What the task asks.
Copy the records below exactly as they appear.

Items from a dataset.
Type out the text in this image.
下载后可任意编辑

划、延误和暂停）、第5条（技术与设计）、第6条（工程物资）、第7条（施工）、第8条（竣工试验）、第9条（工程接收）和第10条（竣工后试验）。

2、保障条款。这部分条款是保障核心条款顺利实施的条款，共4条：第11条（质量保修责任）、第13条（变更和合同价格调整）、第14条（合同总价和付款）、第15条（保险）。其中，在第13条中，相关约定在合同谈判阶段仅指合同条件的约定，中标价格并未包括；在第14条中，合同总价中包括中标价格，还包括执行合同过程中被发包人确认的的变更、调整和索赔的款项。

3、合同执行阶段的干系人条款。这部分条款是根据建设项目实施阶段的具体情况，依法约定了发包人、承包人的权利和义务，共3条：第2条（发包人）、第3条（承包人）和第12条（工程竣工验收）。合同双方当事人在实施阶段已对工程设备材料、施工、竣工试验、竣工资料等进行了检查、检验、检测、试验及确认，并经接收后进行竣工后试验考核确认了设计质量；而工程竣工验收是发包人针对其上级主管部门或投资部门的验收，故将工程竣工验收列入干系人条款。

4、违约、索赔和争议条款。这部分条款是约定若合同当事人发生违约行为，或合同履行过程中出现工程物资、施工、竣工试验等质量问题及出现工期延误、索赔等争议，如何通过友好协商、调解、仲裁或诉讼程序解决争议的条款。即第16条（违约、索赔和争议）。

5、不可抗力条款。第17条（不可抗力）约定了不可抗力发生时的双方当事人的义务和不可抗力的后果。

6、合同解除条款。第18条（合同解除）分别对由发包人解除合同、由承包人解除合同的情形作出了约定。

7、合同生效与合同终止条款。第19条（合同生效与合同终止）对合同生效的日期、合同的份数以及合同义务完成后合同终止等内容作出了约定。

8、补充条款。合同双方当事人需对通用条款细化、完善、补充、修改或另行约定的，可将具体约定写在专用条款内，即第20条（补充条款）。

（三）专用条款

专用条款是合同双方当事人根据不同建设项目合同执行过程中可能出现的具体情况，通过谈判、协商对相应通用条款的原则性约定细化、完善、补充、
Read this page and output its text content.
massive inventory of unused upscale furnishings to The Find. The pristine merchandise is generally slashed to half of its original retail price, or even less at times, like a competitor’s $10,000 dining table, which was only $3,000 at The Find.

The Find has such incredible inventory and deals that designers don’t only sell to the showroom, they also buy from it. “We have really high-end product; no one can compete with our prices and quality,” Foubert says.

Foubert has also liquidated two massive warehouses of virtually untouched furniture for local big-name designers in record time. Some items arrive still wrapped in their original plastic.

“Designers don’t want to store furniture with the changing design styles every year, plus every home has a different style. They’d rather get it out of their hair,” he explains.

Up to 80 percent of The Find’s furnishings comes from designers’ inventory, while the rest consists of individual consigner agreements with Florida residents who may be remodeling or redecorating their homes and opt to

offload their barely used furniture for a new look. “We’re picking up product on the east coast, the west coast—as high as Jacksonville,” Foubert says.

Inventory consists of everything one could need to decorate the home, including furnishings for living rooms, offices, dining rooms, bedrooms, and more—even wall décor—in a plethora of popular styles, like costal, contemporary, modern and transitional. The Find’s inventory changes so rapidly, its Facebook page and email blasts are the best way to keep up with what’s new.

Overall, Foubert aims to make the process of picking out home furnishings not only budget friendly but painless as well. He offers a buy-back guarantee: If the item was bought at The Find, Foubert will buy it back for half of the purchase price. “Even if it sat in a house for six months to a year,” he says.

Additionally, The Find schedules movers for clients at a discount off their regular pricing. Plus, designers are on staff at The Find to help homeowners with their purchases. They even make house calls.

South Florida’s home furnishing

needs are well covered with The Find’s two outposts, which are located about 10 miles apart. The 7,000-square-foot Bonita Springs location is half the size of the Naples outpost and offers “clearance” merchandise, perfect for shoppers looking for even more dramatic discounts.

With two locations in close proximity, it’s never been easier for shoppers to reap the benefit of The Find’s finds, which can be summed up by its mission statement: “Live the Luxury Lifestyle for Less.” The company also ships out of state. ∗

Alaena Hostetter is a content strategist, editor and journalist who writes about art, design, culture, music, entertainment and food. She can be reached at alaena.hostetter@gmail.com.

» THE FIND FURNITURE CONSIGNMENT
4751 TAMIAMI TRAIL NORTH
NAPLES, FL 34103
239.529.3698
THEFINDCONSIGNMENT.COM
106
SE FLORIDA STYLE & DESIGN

The solution.
Type out the text in this image.
下载后可任意编辑

划、延误和暂停）、第5条（技术与设计）、第6条（工程物资）、第7条（施工）、第8条（竣工试验）、第9条（工程接收）和第10条（竣工后试验）。

2、保障条款。这部分条款是保障核心条款顺利实施的条款，共4条：第11条（质量保修责任）、第13条（变更和合同价格调整）、第14条（合同总价和付款）、第15条（保险）。其中，在第13条中，相关约定在合同谈判阶段仅指合同条件的约定，中标价格并未包括；在第14条中，合同总价中包括中标价格，还包括执行合同过程中被发包人确认的的变更、调整和索赔的款项。

3、合同执行阶段的干系人条款。这部分条款是根据建设项目实施阶段的具体情况，依法约定了发包人、承包人的权利和义务，共3条：第2条（发包人）、第3条（承包人）和第12条（工程竣工验收）。合同双方当事人在实施阶段已对工程设备材料、施工、竣工试验、竣工资料等进行了检查、检验、检测、试验及确认，并经接收后进行竣工后试验考核确认了设计质量；而工程竣工验收是发包人针对其上级主管部门或投资部门的验收，故将工程竣工验收列入干系人条款。

4、违约、索赔和争议条款。这部分条款是约定若合同当事人发生违约行为，或合同履行过程中出现工程物资、施工、竣工试验等质量问题及出现工期延误、索赔等争议，如何通过友好协商、调解、仲裁或诉讼程序解决争议的条款。即第16条（违约、索赔和争议）。

5、不可抗力条款。第17条（不可抗力）约定了不可抗力发生时的双方当事人的义务和不可抗力的后果。

6、合同解除条款。第18条（合同解除）分别对由发包人解除合同、由承包人解除合同的情形作出了约定。

7、合同生效与合同终止条款。第19条（合同生效与合同终止）对合同生效的日期、合同的份数以及合同义务完成后合同终止等内容作出了约定。

8、补充条款。合同双方当事人需对通用条款细化、完善、补充、修改或另行约定的，可将具体约定写在专用条款内，即第20条（补充条款）。

（三）专用条款

专用条款是合同双方当事人根据不同建设项目合同执行过程中可能出现的具体情况，通过谈判、协商对相应通用条款的原则性约定细化、完善、补充、
Read this page and output its text content.
massive inventory of unused upscale furnishings to The Find. The pristine merchandise is generally slashed to half of its original retail price, or even less at times, like a competitor’s $10,000 dining table, which was only $3,000 at The Find.

The Find has such incredible inventory and deals that designers don’t only sell to the showroom, they also buy from it. “We have really high-end product; no one can compete with our prices and quality,” Foubert says.

Foubert has also liquidated two massive warehouses of virtually untouched furniture for local big-name designers in record time. Some items arrive still wrapped in their original plastic.

“Designers don’t want to store furniture with the changing design styles every year, plus every home has a different style. They’d rather get it out of their hair,” he explains.

Up to 80 percent of The Find’s furnishings comes from designers’ inventory, while the rest consists of individual consigner agreements with Florida residents who may be remodeling or redecorating their homes and opt to

offload their barely used furniture for a new look. “We’re picking up product on the east coast, the west coast—as high as Jacksonville,” Foubert says.

Inventory consists of everything one could need to decorate the home, including furnishings for living rooms, offices, dining rooms, bedrooms, and more—even wall décor—in a plethora of popular styles, like costal, contemporary, modern and transitional. The Find’s inventory changes so rapidly, its Facebook page and email blasts are the best way to keep up with what’s new.

Overall, Foubert aims to make the process of picking out home furnishings not only budget friendly but painless as well. He offers a buy-back guarantee: If the item was bought at The Find, Foubert will buy it back for half of the purchase price. “Even if it sat in a house for six months to a year,” he says.

Additionally, The Find schedules movers for clients at a discount off their regular pricing. Plus, designers are on staff at The Find to help homeowners with their purchases. They even make house calls.

South Florida’s home furnishing

needs are well covered with The Find’s two outposts, which are located about 10 miles apart. The 7,000-square-foot Bonita Springs location is half the size of the Naples outpost and offers “clearance” merchandise, perfect for shoppers looking for even more dramatic discounts.

With two locations in close proximity, it’s never been easier for shoppers to reap the benefit of The Find’s finds, which can be summed up by its mission statement: “Live the Luxury Lifestyle for Less.” The company also ships out of state. ∗

Alaena Hostetter is a content strategist, editor and journalist who writes about art, design, culture, music, entertainment and food. She can be reached at alaena.hostetter@gmail.com.

» THE FIND FURNITURE CONSIGNMENT
4751 TAMIAMI TRAIL NORTH
NAPLES, FL 34103
239.529.3698
THEFINDCONSIGNMENT.COM
106
SE FLORIDA STYLE & DESIGN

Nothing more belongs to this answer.